— BEGIN Stored records —
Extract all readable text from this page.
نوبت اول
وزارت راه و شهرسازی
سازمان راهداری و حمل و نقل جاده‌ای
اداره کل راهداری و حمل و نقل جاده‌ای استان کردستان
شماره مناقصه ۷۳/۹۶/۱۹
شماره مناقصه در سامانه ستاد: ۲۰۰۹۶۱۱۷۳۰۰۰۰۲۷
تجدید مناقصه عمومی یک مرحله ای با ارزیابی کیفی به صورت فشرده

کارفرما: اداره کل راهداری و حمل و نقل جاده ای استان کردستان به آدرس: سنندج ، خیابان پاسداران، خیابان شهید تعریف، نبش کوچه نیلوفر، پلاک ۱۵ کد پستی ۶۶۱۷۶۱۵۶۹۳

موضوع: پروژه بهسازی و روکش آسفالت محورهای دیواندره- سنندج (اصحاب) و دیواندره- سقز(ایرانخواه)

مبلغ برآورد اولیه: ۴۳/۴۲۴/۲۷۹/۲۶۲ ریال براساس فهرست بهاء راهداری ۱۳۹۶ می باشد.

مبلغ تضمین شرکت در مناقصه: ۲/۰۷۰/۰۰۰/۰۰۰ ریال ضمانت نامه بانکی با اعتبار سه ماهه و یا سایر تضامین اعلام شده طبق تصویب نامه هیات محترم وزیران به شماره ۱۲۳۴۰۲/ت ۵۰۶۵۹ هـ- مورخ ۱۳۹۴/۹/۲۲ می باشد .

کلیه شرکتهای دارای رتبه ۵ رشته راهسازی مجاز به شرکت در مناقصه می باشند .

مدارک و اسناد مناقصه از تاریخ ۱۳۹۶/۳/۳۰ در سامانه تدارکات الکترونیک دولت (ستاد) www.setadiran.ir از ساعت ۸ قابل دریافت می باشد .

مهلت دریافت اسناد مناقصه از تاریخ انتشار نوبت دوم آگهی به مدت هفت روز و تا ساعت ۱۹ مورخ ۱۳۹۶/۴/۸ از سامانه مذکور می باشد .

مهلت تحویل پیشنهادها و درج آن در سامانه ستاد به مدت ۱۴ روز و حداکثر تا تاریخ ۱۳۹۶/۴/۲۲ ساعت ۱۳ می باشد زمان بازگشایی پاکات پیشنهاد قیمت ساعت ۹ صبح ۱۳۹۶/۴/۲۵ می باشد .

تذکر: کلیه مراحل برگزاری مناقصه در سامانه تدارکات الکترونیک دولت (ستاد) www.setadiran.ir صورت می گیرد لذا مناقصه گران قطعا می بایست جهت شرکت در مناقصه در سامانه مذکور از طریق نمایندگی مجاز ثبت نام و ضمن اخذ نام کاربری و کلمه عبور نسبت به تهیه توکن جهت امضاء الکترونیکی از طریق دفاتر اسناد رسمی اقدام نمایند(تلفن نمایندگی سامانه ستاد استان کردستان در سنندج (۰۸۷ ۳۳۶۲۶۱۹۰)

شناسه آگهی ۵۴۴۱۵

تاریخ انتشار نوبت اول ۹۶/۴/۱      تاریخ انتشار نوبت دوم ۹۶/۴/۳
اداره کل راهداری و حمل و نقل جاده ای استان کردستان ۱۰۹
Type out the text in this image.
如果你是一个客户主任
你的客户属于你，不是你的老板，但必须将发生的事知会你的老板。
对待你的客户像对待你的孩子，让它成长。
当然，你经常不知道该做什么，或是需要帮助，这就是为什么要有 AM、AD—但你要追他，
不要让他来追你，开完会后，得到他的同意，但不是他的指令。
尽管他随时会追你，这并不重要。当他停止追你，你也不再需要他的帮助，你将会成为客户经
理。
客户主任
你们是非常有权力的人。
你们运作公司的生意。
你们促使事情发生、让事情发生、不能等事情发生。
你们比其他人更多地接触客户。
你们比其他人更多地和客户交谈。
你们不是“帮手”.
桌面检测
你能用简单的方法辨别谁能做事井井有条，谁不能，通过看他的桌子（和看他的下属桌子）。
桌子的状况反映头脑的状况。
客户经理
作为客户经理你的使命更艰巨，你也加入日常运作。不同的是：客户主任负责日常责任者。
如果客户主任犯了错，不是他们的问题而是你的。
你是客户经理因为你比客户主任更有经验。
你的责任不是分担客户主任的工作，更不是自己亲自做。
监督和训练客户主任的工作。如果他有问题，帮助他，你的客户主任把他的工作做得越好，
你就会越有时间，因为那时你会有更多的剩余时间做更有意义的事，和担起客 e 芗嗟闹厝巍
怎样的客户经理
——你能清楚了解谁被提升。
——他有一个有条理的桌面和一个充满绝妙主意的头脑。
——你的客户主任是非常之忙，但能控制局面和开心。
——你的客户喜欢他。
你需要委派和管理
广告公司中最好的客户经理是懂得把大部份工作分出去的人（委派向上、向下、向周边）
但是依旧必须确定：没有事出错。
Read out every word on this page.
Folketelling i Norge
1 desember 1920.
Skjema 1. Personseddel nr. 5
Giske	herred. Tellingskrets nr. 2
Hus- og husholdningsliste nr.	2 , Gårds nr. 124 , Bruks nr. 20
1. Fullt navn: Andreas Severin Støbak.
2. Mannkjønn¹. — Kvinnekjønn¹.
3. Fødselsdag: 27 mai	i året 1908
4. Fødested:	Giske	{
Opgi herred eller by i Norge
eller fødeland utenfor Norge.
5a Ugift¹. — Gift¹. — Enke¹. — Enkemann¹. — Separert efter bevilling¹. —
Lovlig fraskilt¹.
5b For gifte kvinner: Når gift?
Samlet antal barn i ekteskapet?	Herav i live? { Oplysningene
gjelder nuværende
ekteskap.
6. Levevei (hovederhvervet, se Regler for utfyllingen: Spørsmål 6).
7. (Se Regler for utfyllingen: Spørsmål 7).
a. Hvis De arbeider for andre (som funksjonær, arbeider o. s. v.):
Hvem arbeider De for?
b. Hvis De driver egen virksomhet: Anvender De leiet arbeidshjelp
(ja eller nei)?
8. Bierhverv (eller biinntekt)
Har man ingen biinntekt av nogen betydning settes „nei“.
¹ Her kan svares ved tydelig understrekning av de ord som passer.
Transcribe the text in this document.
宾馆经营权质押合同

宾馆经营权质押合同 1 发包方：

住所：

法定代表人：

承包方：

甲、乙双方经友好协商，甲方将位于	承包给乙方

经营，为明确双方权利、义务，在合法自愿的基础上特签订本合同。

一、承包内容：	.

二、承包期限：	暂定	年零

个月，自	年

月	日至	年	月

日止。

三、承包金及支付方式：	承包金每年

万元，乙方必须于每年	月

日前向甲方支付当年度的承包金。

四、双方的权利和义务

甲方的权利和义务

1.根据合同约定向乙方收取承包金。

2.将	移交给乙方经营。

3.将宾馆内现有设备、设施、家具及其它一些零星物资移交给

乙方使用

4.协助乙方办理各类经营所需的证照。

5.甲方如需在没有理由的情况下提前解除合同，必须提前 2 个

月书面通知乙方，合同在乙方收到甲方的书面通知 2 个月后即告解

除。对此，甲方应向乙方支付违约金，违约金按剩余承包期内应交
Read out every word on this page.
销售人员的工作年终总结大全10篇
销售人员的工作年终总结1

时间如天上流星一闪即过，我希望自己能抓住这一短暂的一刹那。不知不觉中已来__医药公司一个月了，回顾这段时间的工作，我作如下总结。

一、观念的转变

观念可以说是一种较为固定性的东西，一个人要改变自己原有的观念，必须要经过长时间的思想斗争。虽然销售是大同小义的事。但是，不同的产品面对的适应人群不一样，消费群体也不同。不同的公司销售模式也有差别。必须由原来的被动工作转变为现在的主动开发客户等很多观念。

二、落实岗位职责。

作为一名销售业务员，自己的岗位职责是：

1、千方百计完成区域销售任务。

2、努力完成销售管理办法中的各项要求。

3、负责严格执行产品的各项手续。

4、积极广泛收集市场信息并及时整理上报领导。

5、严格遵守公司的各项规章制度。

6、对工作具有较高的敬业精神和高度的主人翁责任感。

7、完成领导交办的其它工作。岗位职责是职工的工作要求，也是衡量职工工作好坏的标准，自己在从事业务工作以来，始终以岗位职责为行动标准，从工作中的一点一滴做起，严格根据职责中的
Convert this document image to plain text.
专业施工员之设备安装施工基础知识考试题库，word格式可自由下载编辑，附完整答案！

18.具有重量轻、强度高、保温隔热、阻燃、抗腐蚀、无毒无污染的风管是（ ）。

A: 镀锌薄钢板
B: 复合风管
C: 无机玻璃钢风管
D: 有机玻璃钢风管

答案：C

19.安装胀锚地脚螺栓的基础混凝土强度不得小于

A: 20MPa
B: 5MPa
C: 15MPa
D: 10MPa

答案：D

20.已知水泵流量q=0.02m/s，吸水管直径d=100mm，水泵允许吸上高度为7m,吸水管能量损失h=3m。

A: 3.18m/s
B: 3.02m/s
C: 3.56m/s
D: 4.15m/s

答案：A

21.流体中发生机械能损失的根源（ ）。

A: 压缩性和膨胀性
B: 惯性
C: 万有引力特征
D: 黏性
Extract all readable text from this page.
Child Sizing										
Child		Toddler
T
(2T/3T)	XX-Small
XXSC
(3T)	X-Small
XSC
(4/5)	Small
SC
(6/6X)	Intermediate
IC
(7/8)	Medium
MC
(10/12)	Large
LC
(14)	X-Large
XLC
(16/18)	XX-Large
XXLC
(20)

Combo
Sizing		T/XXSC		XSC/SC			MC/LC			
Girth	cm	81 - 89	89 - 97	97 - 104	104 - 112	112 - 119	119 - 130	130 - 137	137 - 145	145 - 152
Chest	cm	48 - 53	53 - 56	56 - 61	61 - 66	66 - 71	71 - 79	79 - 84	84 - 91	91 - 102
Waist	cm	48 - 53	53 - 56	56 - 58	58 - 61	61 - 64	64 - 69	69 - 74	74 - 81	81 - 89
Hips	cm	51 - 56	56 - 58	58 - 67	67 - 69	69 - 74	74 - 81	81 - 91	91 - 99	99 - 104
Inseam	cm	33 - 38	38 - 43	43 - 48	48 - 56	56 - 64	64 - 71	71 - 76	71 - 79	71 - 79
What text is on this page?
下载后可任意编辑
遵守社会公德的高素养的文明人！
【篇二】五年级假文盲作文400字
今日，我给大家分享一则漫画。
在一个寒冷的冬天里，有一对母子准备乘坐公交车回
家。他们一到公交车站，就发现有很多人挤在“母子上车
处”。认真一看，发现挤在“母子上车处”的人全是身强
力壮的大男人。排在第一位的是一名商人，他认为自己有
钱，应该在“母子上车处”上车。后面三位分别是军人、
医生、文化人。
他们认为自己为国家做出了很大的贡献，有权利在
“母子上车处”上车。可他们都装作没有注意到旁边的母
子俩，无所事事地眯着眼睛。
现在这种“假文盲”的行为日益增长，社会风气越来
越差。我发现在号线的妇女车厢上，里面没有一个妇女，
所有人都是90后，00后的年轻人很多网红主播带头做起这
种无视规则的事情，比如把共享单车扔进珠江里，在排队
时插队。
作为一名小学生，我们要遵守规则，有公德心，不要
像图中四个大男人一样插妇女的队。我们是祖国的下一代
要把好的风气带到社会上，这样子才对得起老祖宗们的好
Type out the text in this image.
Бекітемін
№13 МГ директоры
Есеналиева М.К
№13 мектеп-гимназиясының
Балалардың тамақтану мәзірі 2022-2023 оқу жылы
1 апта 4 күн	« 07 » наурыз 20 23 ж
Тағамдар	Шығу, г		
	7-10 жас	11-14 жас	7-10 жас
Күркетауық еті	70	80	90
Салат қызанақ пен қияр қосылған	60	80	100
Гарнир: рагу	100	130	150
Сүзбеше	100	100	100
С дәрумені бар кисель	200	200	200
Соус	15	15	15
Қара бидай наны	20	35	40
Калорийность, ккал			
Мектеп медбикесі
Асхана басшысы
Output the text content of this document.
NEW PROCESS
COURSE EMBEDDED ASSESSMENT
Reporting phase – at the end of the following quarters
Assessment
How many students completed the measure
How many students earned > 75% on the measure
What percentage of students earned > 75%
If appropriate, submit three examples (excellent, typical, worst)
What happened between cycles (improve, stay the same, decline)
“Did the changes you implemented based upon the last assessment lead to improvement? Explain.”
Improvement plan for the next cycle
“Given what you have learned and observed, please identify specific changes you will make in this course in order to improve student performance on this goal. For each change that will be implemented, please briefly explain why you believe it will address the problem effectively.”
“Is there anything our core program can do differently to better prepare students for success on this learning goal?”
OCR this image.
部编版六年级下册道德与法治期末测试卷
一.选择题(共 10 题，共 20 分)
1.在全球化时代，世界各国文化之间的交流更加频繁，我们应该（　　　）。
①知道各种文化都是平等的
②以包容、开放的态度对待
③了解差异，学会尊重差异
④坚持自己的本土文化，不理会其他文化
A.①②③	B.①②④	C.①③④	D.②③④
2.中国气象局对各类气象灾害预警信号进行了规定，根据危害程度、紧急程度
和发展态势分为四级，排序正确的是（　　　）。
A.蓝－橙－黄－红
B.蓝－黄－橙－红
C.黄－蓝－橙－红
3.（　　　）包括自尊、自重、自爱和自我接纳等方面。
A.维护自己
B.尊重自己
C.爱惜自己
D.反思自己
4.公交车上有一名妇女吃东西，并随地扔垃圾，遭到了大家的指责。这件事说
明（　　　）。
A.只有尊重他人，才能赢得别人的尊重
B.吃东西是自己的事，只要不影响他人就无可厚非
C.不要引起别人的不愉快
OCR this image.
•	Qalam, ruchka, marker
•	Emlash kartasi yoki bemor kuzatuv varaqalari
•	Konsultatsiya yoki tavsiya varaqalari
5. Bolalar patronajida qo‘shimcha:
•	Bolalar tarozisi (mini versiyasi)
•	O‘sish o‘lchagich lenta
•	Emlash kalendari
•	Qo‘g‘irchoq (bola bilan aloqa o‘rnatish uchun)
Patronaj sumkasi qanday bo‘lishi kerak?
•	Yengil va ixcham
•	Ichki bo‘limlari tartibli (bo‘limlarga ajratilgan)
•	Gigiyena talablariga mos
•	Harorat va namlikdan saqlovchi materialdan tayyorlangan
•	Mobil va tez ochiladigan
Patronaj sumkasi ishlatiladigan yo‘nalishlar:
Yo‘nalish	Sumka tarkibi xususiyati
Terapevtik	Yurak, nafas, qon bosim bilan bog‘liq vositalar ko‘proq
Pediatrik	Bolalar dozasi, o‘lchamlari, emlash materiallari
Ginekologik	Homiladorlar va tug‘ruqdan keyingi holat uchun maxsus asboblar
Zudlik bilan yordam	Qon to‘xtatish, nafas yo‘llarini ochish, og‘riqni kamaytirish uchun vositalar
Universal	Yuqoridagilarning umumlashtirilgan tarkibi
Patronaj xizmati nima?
— END Stored records —
◆ The problem: Identify the lines of the entries containing the string "nafas". Copy each such line.

◆ Task output:
Terapevtik	Yurak, nafas, qon bosim bilan bog‘liq vositalar ko‘proq
Zudlik bilan yordam	Qon to‘xtatish, nafas yo‘llarini ochish, og‘riqni kamaytirish uchun vositalar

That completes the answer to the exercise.